(Data records)
____________

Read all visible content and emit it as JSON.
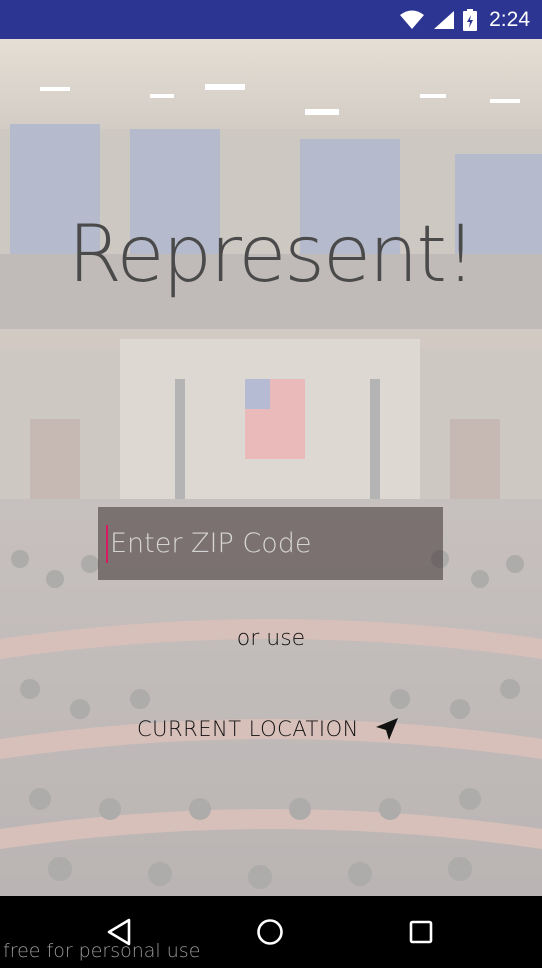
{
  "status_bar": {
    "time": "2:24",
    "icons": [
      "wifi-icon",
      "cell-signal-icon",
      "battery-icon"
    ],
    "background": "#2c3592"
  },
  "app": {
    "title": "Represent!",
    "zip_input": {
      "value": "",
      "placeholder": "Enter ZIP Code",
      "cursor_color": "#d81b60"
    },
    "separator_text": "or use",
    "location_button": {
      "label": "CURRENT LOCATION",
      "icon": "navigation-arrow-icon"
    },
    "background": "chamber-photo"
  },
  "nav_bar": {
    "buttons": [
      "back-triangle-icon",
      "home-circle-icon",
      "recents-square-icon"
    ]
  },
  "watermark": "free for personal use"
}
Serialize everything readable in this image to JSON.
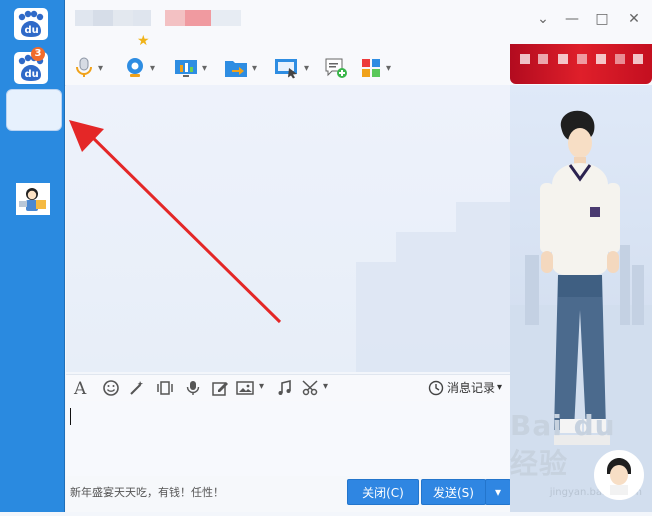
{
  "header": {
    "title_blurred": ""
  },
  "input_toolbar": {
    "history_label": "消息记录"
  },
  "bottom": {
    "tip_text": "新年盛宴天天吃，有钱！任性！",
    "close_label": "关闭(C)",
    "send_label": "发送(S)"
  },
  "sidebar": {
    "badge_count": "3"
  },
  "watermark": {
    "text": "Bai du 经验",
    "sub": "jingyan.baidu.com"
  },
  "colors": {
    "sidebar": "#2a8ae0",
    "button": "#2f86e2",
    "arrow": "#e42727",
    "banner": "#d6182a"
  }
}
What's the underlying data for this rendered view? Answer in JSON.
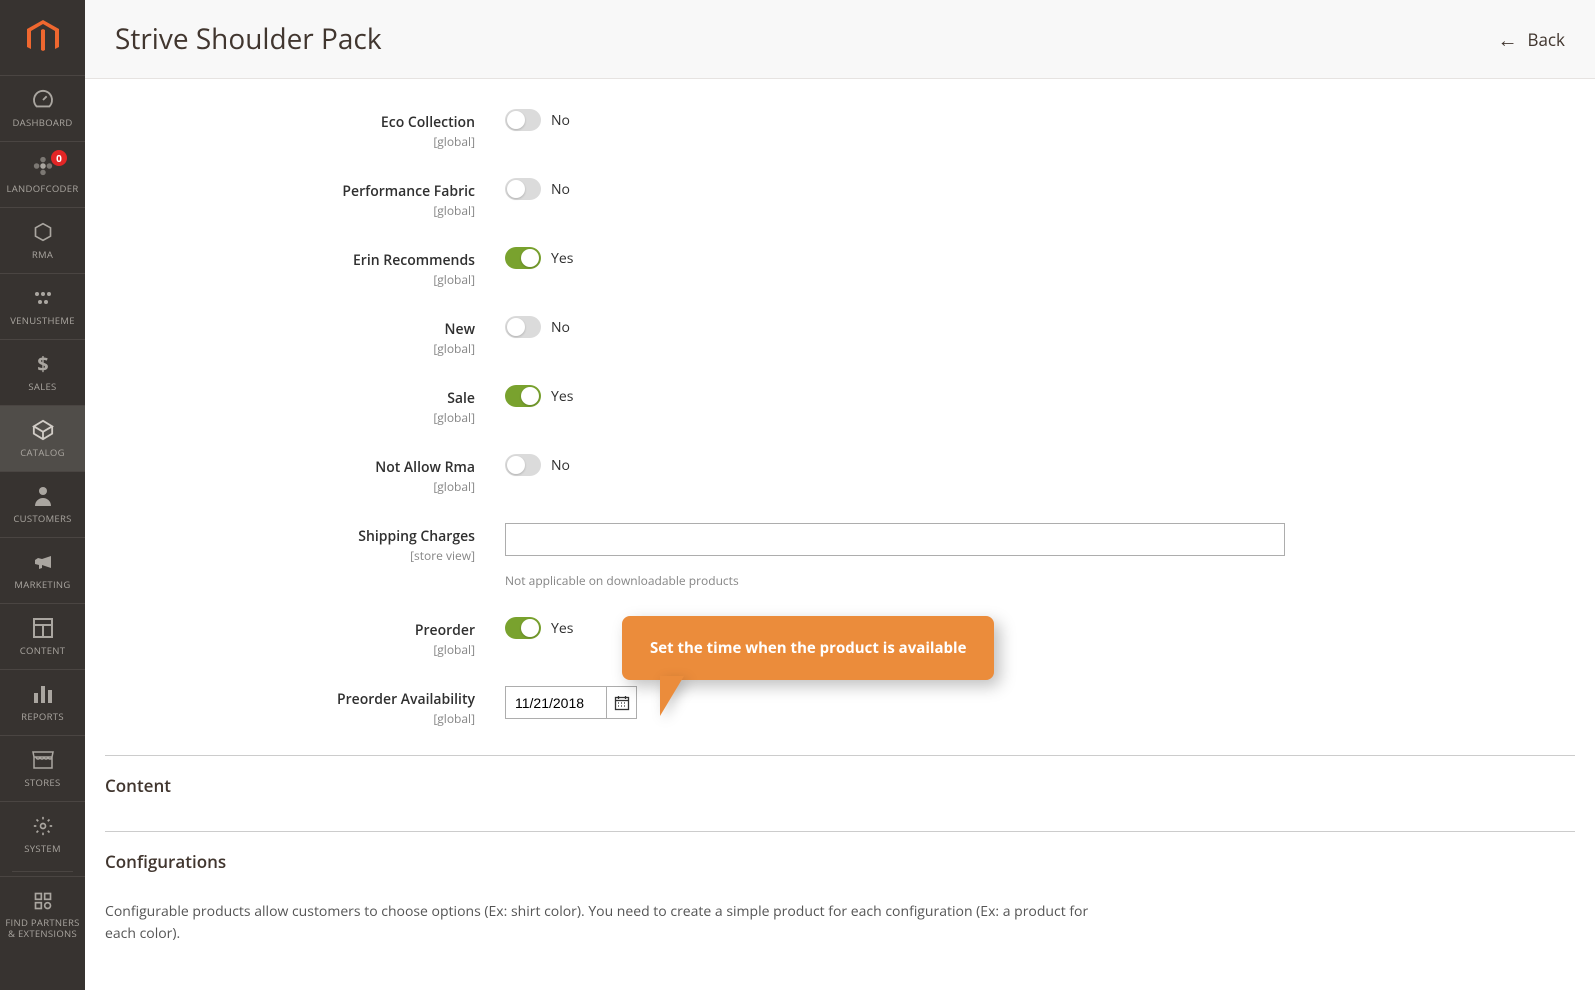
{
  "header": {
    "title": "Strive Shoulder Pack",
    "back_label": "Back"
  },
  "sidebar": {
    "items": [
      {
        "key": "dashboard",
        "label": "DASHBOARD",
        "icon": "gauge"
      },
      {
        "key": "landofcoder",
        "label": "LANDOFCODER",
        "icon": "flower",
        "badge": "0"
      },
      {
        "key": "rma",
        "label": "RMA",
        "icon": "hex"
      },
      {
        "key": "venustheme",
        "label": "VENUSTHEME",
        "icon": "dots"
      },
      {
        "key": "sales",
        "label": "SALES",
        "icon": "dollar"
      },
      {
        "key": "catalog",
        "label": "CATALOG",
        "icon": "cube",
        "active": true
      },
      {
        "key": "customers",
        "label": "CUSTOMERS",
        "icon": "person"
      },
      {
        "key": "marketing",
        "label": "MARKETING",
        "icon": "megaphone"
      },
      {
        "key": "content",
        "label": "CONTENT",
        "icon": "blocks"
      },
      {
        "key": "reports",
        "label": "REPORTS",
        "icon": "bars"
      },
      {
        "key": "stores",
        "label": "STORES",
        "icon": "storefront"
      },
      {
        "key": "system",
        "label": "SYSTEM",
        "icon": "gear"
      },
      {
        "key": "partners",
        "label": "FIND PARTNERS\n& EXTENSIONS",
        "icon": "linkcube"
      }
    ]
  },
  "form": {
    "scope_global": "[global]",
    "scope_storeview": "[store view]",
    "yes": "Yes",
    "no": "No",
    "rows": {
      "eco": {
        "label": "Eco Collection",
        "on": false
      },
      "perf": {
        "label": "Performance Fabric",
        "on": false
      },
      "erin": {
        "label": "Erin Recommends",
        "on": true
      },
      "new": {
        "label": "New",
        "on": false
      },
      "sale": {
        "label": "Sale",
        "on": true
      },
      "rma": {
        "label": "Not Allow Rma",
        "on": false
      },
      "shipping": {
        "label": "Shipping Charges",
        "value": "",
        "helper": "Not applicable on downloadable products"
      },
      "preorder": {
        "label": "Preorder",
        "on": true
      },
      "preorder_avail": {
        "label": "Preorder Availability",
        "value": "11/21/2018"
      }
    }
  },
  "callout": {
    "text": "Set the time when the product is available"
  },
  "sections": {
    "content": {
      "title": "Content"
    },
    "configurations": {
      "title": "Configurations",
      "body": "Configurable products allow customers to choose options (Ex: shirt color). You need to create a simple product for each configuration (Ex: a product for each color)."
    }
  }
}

____________

## DIRECTIONS FOR THIS TASK
Look for the word "view" in every line of the listing and copy the lines that have it.

## EXERCISE SOLUTION
What's the underlying data for this rendered view? Answer in JSON.
    "scope_storeview": "[store view]",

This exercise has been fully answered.